BEGIN Provided data

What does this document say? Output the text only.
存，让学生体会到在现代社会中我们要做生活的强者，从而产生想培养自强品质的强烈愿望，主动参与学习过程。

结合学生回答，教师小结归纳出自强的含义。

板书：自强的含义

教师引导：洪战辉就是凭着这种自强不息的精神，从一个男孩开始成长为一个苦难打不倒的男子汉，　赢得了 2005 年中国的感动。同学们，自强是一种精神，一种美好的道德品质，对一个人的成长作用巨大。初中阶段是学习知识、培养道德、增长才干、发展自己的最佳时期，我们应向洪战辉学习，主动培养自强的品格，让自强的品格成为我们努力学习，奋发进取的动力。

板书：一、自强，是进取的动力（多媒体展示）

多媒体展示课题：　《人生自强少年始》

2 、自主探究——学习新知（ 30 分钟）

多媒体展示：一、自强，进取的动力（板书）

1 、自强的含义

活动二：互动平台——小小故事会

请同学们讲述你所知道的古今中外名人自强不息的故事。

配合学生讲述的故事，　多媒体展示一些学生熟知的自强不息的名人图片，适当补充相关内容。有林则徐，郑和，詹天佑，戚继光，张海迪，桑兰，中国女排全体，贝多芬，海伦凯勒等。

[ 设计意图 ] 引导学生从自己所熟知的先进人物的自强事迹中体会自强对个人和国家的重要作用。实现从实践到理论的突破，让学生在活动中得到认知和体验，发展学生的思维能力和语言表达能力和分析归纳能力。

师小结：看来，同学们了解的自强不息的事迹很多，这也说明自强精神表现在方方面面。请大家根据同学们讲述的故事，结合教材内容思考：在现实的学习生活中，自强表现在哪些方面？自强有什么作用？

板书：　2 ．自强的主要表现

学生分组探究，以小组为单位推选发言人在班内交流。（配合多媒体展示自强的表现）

END Provided data
BEGIN Provided data

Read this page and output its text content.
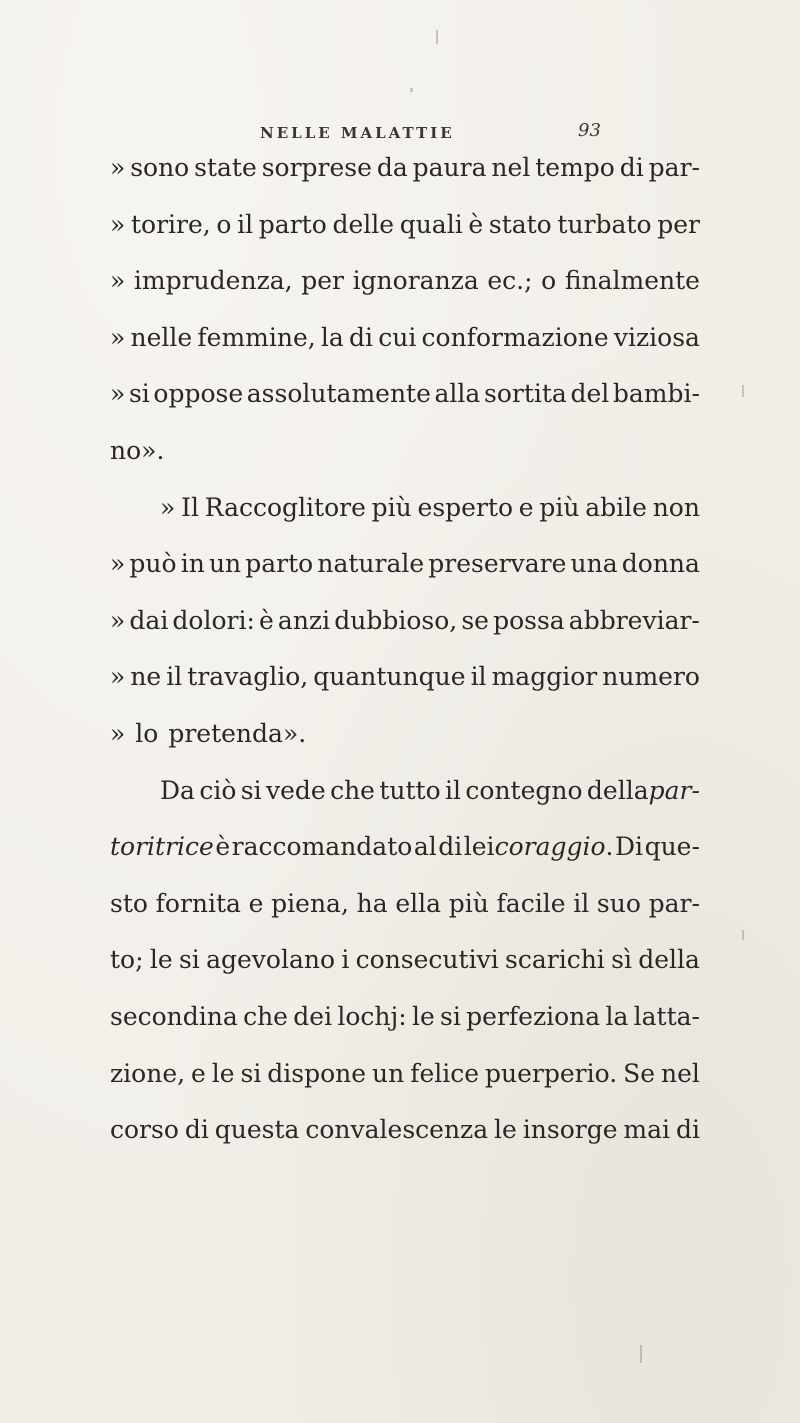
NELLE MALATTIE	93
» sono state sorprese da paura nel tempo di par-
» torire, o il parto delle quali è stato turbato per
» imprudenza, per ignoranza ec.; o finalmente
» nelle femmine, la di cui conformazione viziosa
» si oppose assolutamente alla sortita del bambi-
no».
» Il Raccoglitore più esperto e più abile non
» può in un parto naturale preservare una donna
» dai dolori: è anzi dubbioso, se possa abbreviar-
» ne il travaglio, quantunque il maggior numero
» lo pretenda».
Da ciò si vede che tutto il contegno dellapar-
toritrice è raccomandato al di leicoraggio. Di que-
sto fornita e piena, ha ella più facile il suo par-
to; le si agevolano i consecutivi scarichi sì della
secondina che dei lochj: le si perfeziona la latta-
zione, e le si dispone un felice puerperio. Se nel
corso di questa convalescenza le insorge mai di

END Provided data
BEGIN Provided data

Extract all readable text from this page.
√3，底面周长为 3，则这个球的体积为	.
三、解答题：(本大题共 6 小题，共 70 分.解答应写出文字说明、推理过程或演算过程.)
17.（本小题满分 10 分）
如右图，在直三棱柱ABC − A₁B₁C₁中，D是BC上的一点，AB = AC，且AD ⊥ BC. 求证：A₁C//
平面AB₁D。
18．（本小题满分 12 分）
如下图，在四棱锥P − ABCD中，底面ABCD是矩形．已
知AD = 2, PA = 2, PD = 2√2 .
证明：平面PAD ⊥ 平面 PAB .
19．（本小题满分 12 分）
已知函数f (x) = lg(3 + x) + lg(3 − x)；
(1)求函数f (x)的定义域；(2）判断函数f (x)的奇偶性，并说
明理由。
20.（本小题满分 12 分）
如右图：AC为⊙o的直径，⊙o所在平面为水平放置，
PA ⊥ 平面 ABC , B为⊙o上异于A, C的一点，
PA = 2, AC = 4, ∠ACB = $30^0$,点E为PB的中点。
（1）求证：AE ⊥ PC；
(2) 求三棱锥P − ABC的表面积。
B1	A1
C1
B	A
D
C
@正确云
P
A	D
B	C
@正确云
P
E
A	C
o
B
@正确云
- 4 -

END Provided data

> **Exercise**
Copy every line that contains the string "page".

> **Task result**
Read this page and output its text content.
Extract all readable text from this page.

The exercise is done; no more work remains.